Set exercise. Pull out each line of the listing that contains the string "card".

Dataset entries
— start —

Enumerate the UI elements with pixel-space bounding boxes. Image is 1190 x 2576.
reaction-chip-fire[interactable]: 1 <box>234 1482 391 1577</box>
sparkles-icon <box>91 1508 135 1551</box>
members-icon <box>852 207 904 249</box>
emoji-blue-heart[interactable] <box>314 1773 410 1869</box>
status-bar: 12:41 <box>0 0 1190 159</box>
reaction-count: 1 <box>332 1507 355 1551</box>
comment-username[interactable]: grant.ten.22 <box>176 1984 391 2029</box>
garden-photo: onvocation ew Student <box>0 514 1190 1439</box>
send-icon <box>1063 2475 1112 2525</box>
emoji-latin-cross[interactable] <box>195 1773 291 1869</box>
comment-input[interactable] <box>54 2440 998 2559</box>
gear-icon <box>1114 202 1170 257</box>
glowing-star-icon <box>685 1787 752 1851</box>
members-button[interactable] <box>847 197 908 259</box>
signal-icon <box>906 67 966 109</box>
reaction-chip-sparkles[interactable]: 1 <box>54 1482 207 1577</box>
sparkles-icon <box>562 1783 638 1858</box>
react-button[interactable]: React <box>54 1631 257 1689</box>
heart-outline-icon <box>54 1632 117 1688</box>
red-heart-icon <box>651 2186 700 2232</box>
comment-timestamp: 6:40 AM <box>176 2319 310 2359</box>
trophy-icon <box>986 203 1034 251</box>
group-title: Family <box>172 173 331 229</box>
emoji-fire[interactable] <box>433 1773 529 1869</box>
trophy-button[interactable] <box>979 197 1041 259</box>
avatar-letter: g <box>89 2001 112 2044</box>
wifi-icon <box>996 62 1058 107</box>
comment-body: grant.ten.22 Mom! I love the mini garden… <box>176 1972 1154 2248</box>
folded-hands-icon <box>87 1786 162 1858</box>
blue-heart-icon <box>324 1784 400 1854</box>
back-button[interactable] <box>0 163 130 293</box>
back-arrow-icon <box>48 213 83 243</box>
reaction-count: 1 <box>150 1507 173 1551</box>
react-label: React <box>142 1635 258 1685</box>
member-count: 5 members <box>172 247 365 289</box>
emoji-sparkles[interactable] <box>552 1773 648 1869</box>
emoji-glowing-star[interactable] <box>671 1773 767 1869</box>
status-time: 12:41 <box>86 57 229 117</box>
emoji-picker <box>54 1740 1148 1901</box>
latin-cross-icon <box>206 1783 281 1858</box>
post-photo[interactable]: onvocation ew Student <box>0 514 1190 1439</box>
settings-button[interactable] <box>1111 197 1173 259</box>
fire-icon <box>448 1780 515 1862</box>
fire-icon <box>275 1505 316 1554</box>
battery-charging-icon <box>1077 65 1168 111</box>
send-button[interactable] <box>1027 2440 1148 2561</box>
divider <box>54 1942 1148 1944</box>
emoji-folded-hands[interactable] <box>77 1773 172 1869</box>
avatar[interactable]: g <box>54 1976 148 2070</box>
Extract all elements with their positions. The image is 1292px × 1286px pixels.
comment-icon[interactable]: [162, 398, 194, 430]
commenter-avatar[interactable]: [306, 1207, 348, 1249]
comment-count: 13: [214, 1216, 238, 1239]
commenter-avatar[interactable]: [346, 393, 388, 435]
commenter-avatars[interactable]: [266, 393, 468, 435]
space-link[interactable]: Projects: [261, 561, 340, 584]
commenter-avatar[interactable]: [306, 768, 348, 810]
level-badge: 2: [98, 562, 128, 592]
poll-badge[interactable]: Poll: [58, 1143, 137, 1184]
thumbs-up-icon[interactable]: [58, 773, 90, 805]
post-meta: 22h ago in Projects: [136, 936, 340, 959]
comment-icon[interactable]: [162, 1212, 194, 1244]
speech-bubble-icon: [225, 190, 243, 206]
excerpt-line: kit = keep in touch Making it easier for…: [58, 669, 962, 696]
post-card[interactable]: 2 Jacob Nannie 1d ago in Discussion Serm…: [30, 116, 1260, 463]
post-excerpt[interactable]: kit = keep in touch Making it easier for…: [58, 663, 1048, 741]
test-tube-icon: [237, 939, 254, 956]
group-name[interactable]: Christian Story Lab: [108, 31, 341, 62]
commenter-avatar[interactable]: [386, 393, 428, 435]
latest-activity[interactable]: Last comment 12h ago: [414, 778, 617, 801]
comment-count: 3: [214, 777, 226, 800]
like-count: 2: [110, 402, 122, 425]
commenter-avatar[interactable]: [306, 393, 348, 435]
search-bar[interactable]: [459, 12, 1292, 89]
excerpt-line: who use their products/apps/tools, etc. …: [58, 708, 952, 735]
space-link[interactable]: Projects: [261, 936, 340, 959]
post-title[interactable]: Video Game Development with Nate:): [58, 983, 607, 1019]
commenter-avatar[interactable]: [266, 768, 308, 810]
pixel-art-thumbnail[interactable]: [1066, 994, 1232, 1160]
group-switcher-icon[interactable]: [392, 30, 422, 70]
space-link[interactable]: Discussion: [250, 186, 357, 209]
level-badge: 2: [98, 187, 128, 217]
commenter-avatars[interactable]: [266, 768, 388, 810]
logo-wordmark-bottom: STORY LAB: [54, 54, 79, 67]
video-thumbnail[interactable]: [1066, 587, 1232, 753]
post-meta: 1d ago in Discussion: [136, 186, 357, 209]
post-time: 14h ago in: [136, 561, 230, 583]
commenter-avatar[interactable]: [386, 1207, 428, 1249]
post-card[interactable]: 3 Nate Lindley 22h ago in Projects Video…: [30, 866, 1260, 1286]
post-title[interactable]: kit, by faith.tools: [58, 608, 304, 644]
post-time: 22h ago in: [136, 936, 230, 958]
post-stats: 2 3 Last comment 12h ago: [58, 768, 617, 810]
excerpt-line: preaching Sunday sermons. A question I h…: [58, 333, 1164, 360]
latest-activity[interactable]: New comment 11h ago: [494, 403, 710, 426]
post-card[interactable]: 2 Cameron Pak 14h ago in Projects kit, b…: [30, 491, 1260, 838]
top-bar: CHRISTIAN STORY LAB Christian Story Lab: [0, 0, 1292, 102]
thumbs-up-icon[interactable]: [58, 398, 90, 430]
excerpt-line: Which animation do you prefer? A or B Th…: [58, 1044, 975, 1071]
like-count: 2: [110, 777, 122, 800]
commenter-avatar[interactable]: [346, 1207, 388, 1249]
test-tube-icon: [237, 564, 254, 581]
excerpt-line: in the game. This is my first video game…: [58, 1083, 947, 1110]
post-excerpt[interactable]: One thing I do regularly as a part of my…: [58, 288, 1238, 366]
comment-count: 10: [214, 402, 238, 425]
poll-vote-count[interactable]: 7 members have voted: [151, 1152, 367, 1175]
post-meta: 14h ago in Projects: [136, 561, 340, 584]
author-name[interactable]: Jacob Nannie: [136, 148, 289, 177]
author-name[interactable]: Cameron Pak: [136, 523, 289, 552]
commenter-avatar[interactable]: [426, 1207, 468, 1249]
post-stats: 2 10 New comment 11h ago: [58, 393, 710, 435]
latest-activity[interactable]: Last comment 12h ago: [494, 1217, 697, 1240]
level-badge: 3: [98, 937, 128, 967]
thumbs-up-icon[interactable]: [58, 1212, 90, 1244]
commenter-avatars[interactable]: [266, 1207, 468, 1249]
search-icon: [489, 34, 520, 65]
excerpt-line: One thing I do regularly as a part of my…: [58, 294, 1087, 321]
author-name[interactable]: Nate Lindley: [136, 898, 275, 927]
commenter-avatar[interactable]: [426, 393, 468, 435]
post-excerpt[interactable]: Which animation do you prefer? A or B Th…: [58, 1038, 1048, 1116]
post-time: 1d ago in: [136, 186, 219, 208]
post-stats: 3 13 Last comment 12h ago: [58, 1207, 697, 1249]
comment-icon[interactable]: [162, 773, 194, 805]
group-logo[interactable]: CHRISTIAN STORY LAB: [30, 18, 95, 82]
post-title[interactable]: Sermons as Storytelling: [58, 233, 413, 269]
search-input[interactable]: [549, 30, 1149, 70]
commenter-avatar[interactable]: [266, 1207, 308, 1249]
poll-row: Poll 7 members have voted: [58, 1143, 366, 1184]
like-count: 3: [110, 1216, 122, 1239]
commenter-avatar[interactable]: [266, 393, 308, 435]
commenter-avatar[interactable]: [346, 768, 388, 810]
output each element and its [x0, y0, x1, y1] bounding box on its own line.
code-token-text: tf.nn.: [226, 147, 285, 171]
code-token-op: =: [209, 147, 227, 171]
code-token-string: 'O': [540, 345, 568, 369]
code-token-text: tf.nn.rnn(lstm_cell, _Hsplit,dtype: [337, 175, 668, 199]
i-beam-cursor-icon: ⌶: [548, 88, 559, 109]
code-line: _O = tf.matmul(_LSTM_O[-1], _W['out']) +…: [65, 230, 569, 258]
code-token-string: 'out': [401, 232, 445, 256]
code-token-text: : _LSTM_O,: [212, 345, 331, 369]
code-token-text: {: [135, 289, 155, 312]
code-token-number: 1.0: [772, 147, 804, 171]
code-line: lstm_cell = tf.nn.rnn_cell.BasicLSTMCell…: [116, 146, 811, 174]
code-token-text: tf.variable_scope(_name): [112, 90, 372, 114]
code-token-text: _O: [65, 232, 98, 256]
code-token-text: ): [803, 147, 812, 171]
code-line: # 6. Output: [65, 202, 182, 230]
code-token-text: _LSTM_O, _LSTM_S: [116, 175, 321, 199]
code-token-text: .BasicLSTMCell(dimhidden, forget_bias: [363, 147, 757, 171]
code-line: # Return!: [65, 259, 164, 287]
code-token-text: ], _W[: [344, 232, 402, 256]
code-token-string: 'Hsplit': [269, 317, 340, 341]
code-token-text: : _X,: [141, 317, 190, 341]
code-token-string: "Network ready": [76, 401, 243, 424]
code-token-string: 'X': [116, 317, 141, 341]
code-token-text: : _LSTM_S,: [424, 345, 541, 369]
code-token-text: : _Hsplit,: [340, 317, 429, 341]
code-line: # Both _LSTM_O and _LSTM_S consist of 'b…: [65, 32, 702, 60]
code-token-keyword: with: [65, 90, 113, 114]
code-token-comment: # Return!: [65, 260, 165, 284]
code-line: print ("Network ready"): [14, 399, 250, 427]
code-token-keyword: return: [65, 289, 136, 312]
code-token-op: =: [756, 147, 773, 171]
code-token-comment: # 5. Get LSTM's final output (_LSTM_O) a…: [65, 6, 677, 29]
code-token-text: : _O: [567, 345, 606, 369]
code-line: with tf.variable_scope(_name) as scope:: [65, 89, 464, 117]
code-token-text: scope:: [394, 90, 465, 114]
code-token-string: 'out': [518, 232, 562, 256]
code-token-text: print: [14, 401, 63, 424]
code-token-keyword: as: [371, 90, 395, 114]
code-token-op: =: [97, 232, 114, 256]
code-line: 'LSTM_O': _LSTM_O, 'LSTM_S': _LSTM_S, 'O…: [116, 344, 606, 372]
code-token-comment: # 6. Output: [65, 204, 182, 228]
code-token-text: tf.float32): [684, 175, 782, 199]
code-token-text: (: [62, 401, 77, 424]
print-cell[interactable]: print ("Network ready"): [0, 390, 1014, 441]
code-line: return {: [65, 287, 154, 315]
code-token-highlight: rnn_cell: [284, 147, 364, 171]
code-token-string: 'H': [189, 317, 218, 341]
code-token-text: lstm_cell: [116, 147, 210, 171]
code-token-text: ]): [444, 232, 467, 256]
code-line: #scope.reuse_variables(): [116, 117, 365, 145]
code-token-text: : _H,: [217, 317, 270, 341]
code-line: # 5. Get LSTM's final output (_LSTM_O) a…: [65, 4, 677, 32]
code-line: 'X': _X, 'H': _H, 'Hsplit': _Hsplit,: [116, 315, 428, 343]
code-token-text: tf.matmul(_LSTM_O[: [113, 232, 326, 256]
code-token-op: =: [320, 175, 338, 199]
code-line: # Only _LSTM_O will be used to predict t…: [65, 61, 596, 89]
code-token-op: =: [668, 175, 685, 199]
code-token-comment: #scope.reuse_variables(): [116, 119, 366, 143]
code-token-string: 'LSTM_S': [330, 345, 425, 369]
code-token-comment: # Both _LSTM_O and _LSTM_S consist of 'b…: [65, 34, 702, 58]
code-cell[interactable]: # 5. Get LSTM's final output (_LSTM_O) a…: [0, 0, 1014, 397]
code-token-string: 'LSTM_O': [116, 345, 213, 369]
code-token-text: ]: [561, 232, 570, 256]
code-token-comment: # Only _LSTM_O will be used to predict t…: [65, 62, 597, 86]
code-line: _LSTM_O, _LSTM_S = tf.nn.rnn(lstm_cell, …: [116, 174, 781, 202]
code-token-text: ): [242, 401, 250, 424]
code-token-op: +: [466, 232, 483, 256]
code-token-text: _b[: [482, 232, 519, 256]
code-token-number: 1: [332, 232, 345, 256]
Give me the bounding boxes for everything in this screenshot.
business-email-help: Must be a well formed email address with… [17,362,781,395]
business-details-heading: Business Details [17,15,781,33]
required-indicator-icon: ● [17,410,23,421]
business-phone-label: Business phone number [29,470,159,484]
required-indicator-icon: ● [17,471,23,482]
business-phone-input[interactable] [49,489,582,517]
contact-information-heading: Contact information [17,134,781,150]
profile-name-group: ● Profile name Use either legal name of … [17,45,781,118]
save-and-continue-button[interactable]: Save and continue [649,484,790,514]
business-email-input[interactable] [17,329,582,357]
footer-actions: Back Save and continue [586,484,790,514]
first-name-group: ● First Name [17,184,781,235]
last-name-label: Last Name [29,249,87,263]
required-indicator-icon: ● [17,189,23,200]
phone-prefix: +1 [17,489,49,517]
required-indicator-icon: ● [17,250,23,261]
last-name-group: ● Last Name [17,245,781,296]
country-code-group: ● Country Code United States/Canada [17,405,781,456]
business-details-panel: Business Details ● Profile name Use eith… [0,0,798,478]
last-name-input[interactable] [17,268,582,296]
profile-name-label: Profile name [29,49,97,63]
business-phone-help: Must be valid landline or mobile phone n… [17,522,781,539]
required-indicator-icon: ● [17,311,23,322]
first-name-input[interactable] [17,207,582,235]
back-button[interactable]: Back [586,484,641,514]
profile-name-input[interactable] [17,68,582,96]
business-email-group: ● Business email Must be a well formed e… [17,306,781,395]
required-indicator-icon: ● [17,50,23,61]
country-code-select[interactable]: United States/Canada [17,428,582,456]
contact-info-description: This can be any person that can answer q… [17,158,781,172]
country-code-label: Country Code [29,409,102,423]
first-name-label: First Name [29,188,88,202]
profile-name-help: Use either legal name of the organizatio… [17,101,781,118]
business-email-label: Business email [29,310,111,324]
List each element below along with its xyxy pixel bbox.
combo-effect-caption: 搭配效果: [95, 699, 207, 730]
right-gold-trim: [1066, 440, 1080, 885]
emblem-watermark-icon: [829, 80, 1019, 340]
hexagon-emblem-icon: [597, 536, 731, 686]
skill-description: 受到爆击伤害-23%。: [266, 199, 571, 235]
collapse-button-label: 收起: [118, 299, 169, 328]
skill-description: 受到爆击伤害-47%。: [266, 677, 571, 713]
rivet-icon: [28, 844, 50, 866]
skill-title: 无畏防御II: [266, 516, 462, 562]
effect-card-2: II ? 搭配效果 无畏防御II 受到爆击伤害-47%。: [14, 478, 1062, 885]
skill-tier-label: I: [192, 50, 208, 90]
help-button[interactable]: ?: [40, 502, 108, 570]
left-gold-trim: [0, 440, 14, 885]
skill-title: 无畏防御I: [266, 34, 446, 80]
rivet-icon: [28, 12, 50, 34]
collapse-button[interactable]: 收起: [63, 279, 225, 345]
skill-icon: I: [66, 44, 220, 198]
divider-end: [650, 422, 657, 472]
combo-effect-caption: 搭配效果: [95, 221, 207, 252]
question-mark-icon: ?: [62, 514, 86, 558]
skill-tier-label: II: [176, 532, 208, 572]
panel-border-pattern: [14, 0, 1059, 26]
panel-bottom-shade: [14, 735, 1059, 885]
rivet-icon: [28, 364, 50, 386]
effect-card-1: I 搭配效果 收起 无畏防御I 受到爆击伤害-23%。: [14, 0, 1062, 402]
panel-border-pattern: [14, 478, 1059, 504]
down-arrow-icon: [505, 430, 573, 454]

— end —

Completed exercise.
post-card[interactable]: 2 Jacob Nannie 1d ago in Discussion Serm…: [30, 116, 1260, 463]
post-card[interactable]: 3 Nate Lindley 22h ago in Projects Video…: [30, 866, 1260, 1286]
post-card[interactable]: 2 Cameron Pak 14h ago in Projects kit, b…: [30, 491, 1260, 838]
effect-card-2: II ? 搭配效果 无畏防御II 受到爆击伤害-47%。: [14, 478, 1062, 885]
effect-card-1: I 搭配效果 收起 无畏防御I 受到爆击伤害-23%。: [14, 0, 1062, 402]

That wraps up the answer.